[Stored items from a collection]
## START

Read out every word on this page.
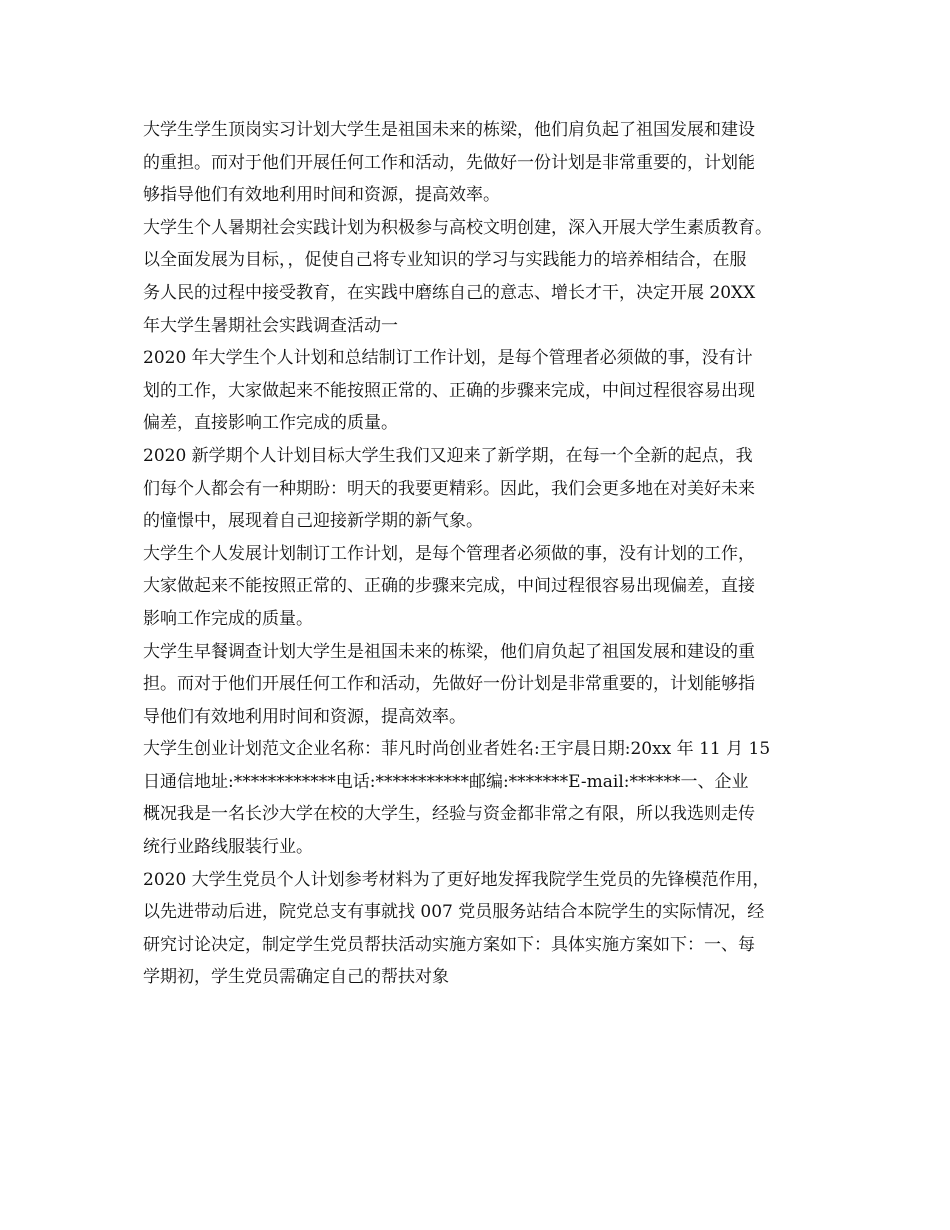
大学生学生顶岗实习计划大学生是祖国未来的栋梁，他们肩负起了祖国发展和建设
的重担。而对于他们开展任何工作和活动，先做好一份计划是非常重要的，计划能
够指导他们有效地利用时间和资源，提高效率。

大学生个人暑期社会实践计划为积极参与高校文明创建，深入开展大学生素质教育。
以全面发展为目标，，促使自己将专业知识的学习与实践能力的培养相结合，在服
务人民的过程中接受教育，在实践中磨练自己的意志、增长才干，决定开展 20XX
年大学生暑期社会实践调查活动一

2020 年大学生个人计划和总结制订工作计划，是每个管理者必须做的事，没有计
划的工作，大家做起来不能按照正常的、正确的步骤来完成，中间过程很容易出现
偏差，直接影响工作完成的质量。

2020 新学期个人计划目标大学生我们又迎来了新学期，在每一个全新的起点，我
们每个人都会有一种期盼：明天的我要更精彩。因此，我们会更多地在对美好未来
的憧憬中，展现着自己迎接新学期的新气象。

大学生个人发展计划制订工作计划，是每个管理者必须做的事，没有计划的工作，
大家做起来不能按照正常的、正确的步骤来完成，中间过程很容易出现偏差，直接
影响工作完成的质量。

大学生早餐调查计划大学生是祖国未来的栋梁，他们肩负起了祖国发展和建设的重
担。而对于他们开展任何工作和活动，先做好一份计划是非常重要的，计划能够指
导他们有效地利用时间和资源，提高效率。

大学生创业计划范文企业名称：菲凡时尚创业者姓名:王宇晨日期:20xx 年 11 月 15
日通信地址:************电话:***********邮编:*******E-mail:******一、企业
概况我是一名长沙大学在校的大学生，经验与资金都非常之有限，所以我选则走传
统行业路线服装行业。

2020 大学生党员个人计划参考材料为了更好地发挥我院学生党员的先锋模范作用，
以先进带动后进，院党总支有事就找 007 党员服务站结合本院学生的实际情况，经
研究讨论决定，制定学生党员帮扶活动实施方案如下：具体实施方案如下：一、每
学期初，学生党员需确定自己的帮扶对象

## END

■ PROBLEM REQUIREMENTS ■
Repeat the data exactly, without the pictures.

■ SOLUTION BELOW ■
Read out every word on this page.
大学生学生顶岗实习计划大学生是祖国未来的栋梁，他们肩负起了祖国发展和建设
的重担。而对于他们开展任何工作和活动，先做好一份计划是非常重要的，计划能
够指导他们有效地利用时间和资源，提高效率。

大学生个人暑期社会实践计划为积极参与高校文明创建，深入开展大学生素质教育。
以全面发展为目标，，促使自己将专业知识的学习与实践能力的培养相结合，在服
务人民的过程中接受教育，在实践中磨练自己的意志、增长才干，决定开展 20XX
年大学生暑期社会实践调查活动一

2020 年大学生个人计划和总结制订工作计划，是每个管理者必须做的事，没有计
划的工作，大家做起来不能按照正常的、正确的步骤来完成，中间过程很容易出现
偏差，直接影响工作完成的质量。

2020 新学期个人计划目标大学生我们又迎来了新学期，在每一个全新的起点，我
们每个人都会有一种期盼：明天的我要更精彩。因此，我们会更多地在对美好未来
的憧憬中，展现着自己迎接新学期的新气象。

大学生个人发展计划制订工作计划，是每个管理者必须做的事，没有计划的工作，
大家做起来不能按照正常的、正确的步骤来完成，中间过程很容易出现偏差，直接
影响工作完成的质量。

大学生早餐调查计划大学生是祖国未来的栋梁，他们肩负起了祖国发展和建设的重
担。而对于他们开展任何工作和活动，先做好一份计划是非常重要的，计划能够指
导他们有效地利用时间和资源，提高效率。

大学生创业计划范文企业名称：菲凡时尚创业者姓名:王宇晨日期:20xx 年 11 月 15
日通信地址:************电话:***********邮编:*******E-mail:******一、企业
概况我是一名长沙大学在校的大学生，经验与资金都非常之有限，所以我选则走传
统行业路线服装行业。

2020 大学生党员个人计划参考材料为了更好地发挥我院学生党员的先锋模范作用，
以先进带动后进，院党总支有事就找 007 党员服务站结合本院学生的实际情况，经
研究讨论决定，制定学生党员帮扶活动实施方案如下：具体实施方案如下：一、每
学期初，学生党员需确定自己的帮扶对象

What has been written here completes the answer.